* **Liste des tâches**:
**1)** Recopiez sans rien changer le passage de l'entretien sur le MOOC de science-fiction qui va de « Ces thématiques seront » jusqu'à « une certification ? » inclus.
**2)** Reprenez l'entretien sur le MOOC de science-fiction là où il s'arrête et rédigez-en la suite.

*** Passage fourni ***

ActuSF : Comment avez-vous élaboré son contenu et sa progression pédagogique ? En parcours, comme le précédent ? Quelles seront les grandes parties abordées ?

Anne BESSON : Il y aura 5 grandes thématiques – une par intervenants : Histoire de la SF par Simon Bréan (des origines à nos jours, avec une forte prise en compte des spécificités nationales), Genres de la SF par moi Anne Besson (anticipation, space op, uchronies…), Médias de la SF par Irène Langlet (BD, séries, jeux vidéo…), Science-Fiction française par Natacha Vas-Deyres (les grands auteurs, les grandes étapes), et enfin Science et SF, un focus sur ce thème majeur par Roland Lehoucq (le temps, l’espace, les ET : comment la SF permet-elle d’envisager le possible scientifique ?).

Ces thématiques seront dévoilées en deux temps correspondant à deux parcours, l’un de « découverte », le second d’ « approfondissement » pour ceux qui voudront continuer le voyage !

ActuSF : Concernant la validation des acquis, comment se fait-elle ? Une correction entre les personnes inscrites elles-mêmes ? Par l’équipe pédagogique ? La formation donnera-t-elle lieu à une certification ?

Anne BESSON : Chaque module peut être validé à l'aide d'exercices de type QCM, et des activités corrigées par les pairs sont proposées pour les participants les plus actifs. Mais il n'y a rien d'obligatoire... un MOOC, c’est avant tout du plaisir et une occasion unique d’enrichir sa culture personnelle sur un sujet attractif et peu traité par ailleurs !

Une attestation de réussite sera délivrée aux personnes ayant validé les différents exercices, selon le parcours suivi. Ça n’est pas une « certification » à proprement parler, comme cela se développe et peut être proposé sur d’autres MOOC : en effet, ces certifications sont payantes et nous ne souhaitons pas adopter ce modèle.

ActuSF : Quelle place pour l’animation de la communauté (forum dédiés, live avec les intervenants…) pendant la formation ?

Anne BESSON : Les MOOC mettent le co-apprentissage au sein d’une communauté de pairs au centre de leur innovation pédagogique. Les modules de cours ne sont que le support de cette interaction. Les forums du cours (forum général et par thématique) permettent à chacun de poser ses questions et d’interagir avec l’équipe pédagogique et de l’équipe technique, mais surtout avec le reste du groupe des apprenants - ces discussions nous impressionnent par leur richesse. Et on organise en effet des sessions de questions-réponses en live pour rythmer les semaines du MOOC, séances qui sont retransmises par la WebTV Artois, et sans doute cette année en streaming sur Facebook.

*** Informations affichées ***

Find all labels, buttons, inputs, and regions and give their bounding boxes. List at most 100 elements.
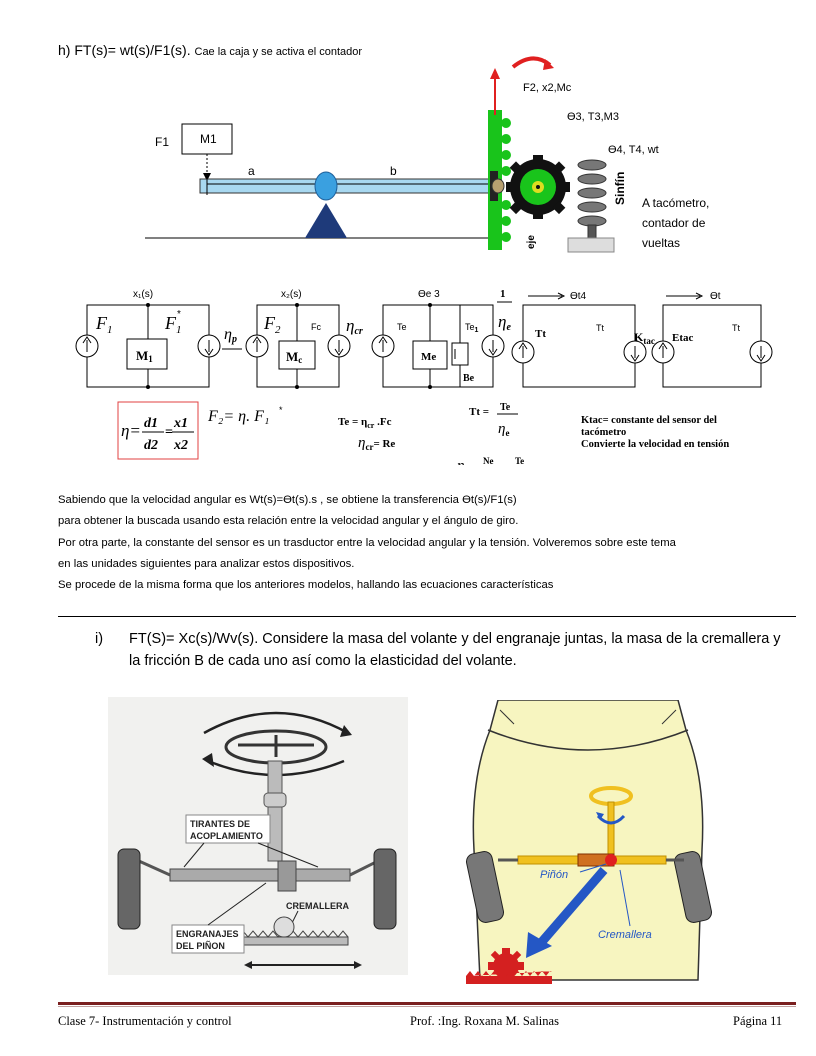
f2-equation: F₂= η. F₁ — [207, 408, 269, 425]
svg-text:Te: Te — [515, 456, 524, 465]
svg-text:ηcr: ηcr — [346, 316, 363, 337]
steering-diagram-left: TIRANTES DE ACOPLAMIENTO CREMALLERA ENGR… — [108, 697, 408, 975]
paragraph-line-2: para obtener la buscada usando esta rela… — [58, 515, 519, 527]
svg-text:x1: x1 — [173, 416, 188, 431]
svg-text:Mc: Mc — [286, 349, 302, 365]
theta4-label: ϴ4, T4, wt — [608, 144, 659, 156]
svg-text:F2: F2 — [263, 313, 281, 336]
section-h-subtitle: Cae la caja y se activa el contador — [194, 46, 363, 58]
fulcrum-triangle — [305, 203, 347, 238]
pinion-icon — [605, 854, 617, 866]
svg-text:ACOPLAMIENTO: ACOPLAMIENTO — [190, 831, 263, 841]
eta-ratio-box: η= d1 d2 = x1 x2 — [117, 401, 199, 460]
x1-label: x₁(s) — [133, 289, 153, 300]
svg-text:ηp: ηp — [224, 326, 237, 345]
tacometro-line2: contador de — [642, 216, 706, 230]
cremallera-label-left: CREMALLERA — [286, 901, 349, 911]
svg-text:=: = — [473, 461, 479, 465]
circuit-block-2: x₂(s) Mc F2 Fc — [245, 289, 351, 389]
circuit-block-5: ϴt Etac Tt — [651, 291, 773, 388]
svg-text:DEL PIÑON: DEL PIÑON — [176, 941, 225, 951]
beam-end-joint — [491, 178, 505, 194]
svg-text:Te1: Te1 — [465, 322, 479, 334]
svg-text:ηe: ηe — [498, 312, 511, 333]
svg-text:=: = — [165, 425, 173, 440]
pivot-ellipse — [314, 171, 338, 201]
paragraph-line-5: Se procede de la misma forma que los ant… — [58, 579, 554, 591]
svg-text:1: 1 — [500, 288, 506, 300]
section-i-number: i) — [95, 631, 104, 647]
ktac-desc-1: Ktac= constante del sensor del — [581, 415, 717, 426]
tt-label-3: Tt — [732, 323, 740, 333]
section-divider — [58, 616, 796, 617]
eta-cr-equation: ηcr= Re — [358, 435, 395, 452]
circuit-block-1: x₁(s) M1 F1 F1 * — [75, 289, 221, 389]
circuit-block-4: ϴt4 Tt Tt — [511, 291, 647, 388]
theta-e3-label: ϴe 3 — [418, 289, 440, 300]
theta-t4-label: ϴt4 — [570, 291, 587, 302]
svg-text:ηe: ηe — [498, 421, 509, 438]
big-blue-arrow — [536, 867, 608, 947]
ktac-desc-3: Convierte la velocidad en tensión — [581, 439, 729, 450]
tacometro-line3: vueltas — [642, 236, 680, 250]
footer-center: Prof. :Ing. Roxana M. Salinas — [410, 1014, 559, 1028]
svg-text:Ne: Ne — [483, 456, 494, 465]
paragraph-line-3: Por otra parte, la constante del sensor … — [58, 537, 676, 549]
svg-text:ENGRANAJES: ENGRANAJES — [176, 929, 239, 939]
be-label: Be — [463, 373, 475, 384]
inv-eta-e: 1 ηe — [497, 288, 512, 333]
svg-text:Tt =: Tt = — [469, 406, 489, 418]
wheel-right-fig-left — [465, 851, 505, 923]
me-label: Me — [421, 351, 436, 363]
car-body — [472, 700, 704, 981]
eje-label: eje — [526, 235, 537, 249]
lever-beam — [199, 178, 497, 194]
be-damper — [451, 342, 469, 366]
sinfin-box — [610, 155, 628, 215]
circuit-block-3: ϴe 3 Me Be Te Te1 — [371, 289, 505, 389]
main-gear — [506, 155, 570, 219]
svg-text:*: * — [177, 309, 181, 320]
svg-text:η=: η= — [121, 421, 141, 440]
svg-text:*: * — [279, 405, 283, 415]
footer-rule — [58, 1002, 796, 1005]
m1-element — [126, 338, 168, 370]
footer-page-number: Página 11 — [733, 1014, 783, 1028]
section-h-title: h) FT(s)= wt(s)/F1(s). Cae la caja y se … — [58, 42, 362, 58]
tt-label-2: Tt — [596, 323, 604, 333]
svg-text:F1: F1 — [95, 313, 113, 336]
f1-label: F1 — [155, 135, 169, 149]
lever-mechanism-figure: F1 M1 a b F2, x2,Mc ϴ3, T3, — [145, 56, 709, 253]
footer-rule-thin — [58, 1006, 796, 1007]
svg-text:Te: Te — [500, 402, 511, 413]
footer-left: Clase 7- Instrumentación y control — [58, 1014, 232, 1028]
ktac-desc-2: tacómetro — [581, 427, 626, 438]
pinon-label: Piñón — [540, 869, 568, 881]
m1-box — [181, 123, 233, 155]
wheel-right — [373, 848, 397, 930]
svg-text:d2: d2 — [144, 438, 158, 453]
mc-element — [278, 340, 316, 370]
sinfin-label: Sinfín — [613, 172, 627, 205]
paragraph-line-4: en las unidades siguientes para analizar… — [58, 558, 355, 570]
f2-label: F2, x2,Mc — [523, 82, 572, 94]
svg-text:Ktac: Ktac — [634, 330, 655, 346]
fc-label: Fc — [311, 322, 321, 332]
te-equation: Te = ηcr .Fc — [338, 416, 392, 430]
m1-label: M1 — [200, 132, 217, 146]
tt-label: Tt — [535, 328, 546, 340]
steering-diagram-right: Piñón Cremallera — [465, 700, 713, 984]
me-element — [412, 340, 448, 370]
svg-text:d1: d1 — [144, 416, 158, 431]
svg-text:x2: x2 — [173, 438, 188, 453]
rack-teeth — [501, 118, 511, 242]
x2-label: x₂(s) — [281, 289, 302, 300]
wheel-right-fig-right — [673, 851, 713, 923]
svg-text:TIRANTES DE: TIRANTES DE — [190, 819, 250, 829]
theta3-label: ϴ3, T3,M3 — [567, 111, 619, 123]
tacometro-line1: A tacómetro, — [642, 196, 709, 210]
svg-text:ηe: ηe — [457, 458, 468, 465]
te-label: Te — [397, 322, 407, 332]
etac-label: Etac — [672, 332, 694, 344]
label-b: b — [390, 164, 397, 178]
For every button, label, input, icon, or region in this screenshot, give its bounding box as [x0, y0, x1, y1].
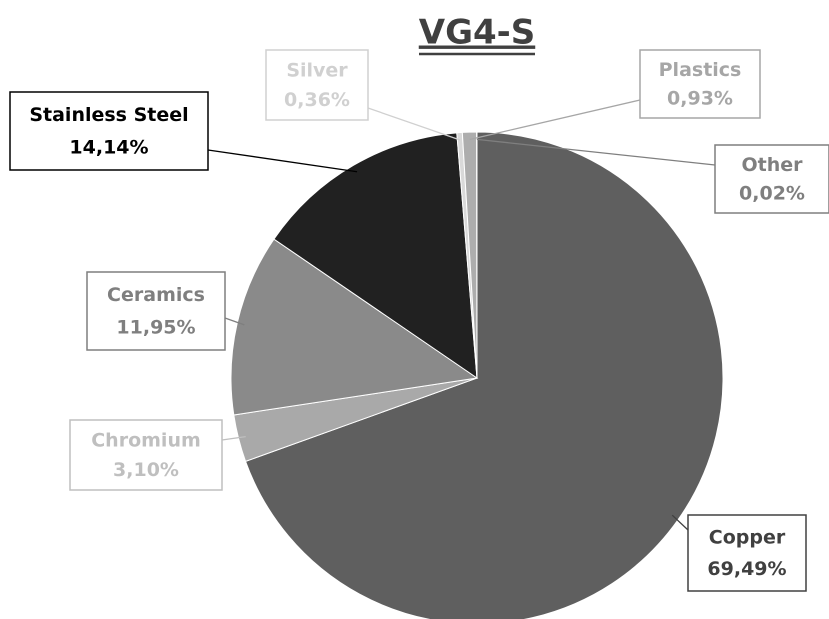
- slice-value: 0,36%: [284, 89, 350, 111]
- leader-line: [469, 99, 641, 141]
- slice-name: Silver: [286, 60, 348, 82]
- slice-value: 69,49%: [707, 558, 786, 580]
- label-box: [86, 271, 226, 351]
- leader-line: [671, 514, 689, 531]
- leader-line: [476, 138, 716, 166]
- label-box: [265, 49, 369, 121]
- slice-value: 3,10%: [113, 459, 179, 481]
- label-box: [639, 49, 761, 119]
- chart-title: VG4-S: [419, 13, 535, 53]
- leader-line: [224, 317, 245, 326]
- slice-name: Chromium: [91, 430, 201, 452]
- pie-slice: [273, 132, 478, 380]
- slice-value: 11,95%: [116, 317, 195, 339]
- slice-value: 0,93%: [667, 87, 733, 109]
- slice-value: 14,14%: [69, 137, 148, 159]
- slice-name: Ceramics: [107, 284, 205, 306]
- slice-name: Other: [741, 154, 803, 176]
- leader-line: [367, 107, 461, 141]
- slice-name: Copper: [709, 526, 786, 548]
- leader-line: [207, 149, 358, 173]
- label-box: [69, 419, 223, 491]
- label-box: [687, 514, 807, 592]
- slice-name: Plastics: [659, 59, 742, 81]
- slice-value: 0,02%: [739, 182, 805, 204]
- label-box: [714, 144, 829, 214]
- label-box: [9, 91, 209, 171]
- pie-slice: [230, 238, 479, 416]
- slice-name: Stainless Steel: [29, 104, 188, 126]
- pie-slice: [244, 131, 724, 619]
- leader-line: [221, 436, 246, 441]
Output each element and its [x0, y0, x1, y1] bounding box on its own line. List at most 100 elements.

***

* **Réponses aux exercices**:
**1)**
Ces thématiques seront dévoilées en deux temps correspondant à deux parcours, l’un de « découverte », le second d’ « approfondissement » pour ceux qui voudront continuer le voyage !

ActuSF : Concernant la validation des acquis, comment se fait-elle ? Une correction entre les personnes inscrites elles-mêmes ? Par l’équipe pédagogique ? La formation donnera-t-elle lieu à une certification ?

**2)**
ActuSF : Cinq ans ont passé depuis le premier MOOC. Est-ce que le paysage français et les habitudes de ces nouvelles pédagogies en ligne ont évolués ? (mieux identifiés par les publics, davantage reconnues et proposées par les établissements d’enseignement… )

Anne BESSON : Oui, au point qu’on a pu entendre, dans divers articles à l’automne dernier, que les MOOC, c’était fini, mort, du passé ! En réalité, comme souvent avec les promesses technologiques, certains ont voulu y voir une révolution, annonçant la disparition des cours en présentiel et une nouvelle ère de la transmission du savoir. Etant enseignante, j’ai pour ma part toujours considéré que les MOOC et les cours classiques étaient deux choses complètement différentes, et pas du tout concurrentes - ce n’est ni le même public ni les mêmes objectifs. La révolution n’a (donc) pas eu lieu, mais une véritable évolution, oui : si nous étions parmi les pionniers au lancement de notre premier projet en 2014, aujourd’hui la plupart des universités, mais aussi des écoles (Les Gobelins), des institutions (comme les musées d’Orsay ou du Louvre) multiplient les propositions. Les MOOC se sont aussi imposés dans le domaine de la formation continue et dans les entreprises. Au passage, ils ont un peu changé de nature, et c’est le second problème, plus important à mes yeux : ces cours ouverts et gratuits, un peu comme Internet à ses débuts, n’ont pas de « modèle économique » et on constate malheureusement le développement de diverses stratégies de monétarisation des MOOC, notamment via le système des certifications payantes. Ce n’est pas notre cas !

ActuSF : Le MOOC est gratuit. Pour s’inscrire, comment fait-on ?

Anne BESSON : On se rend sur www.fun-mooc.fr, on se crée un compte lors de la première visite et on s’inscrit au cours « Science-fiction » - les inscriptions sont ouvertes !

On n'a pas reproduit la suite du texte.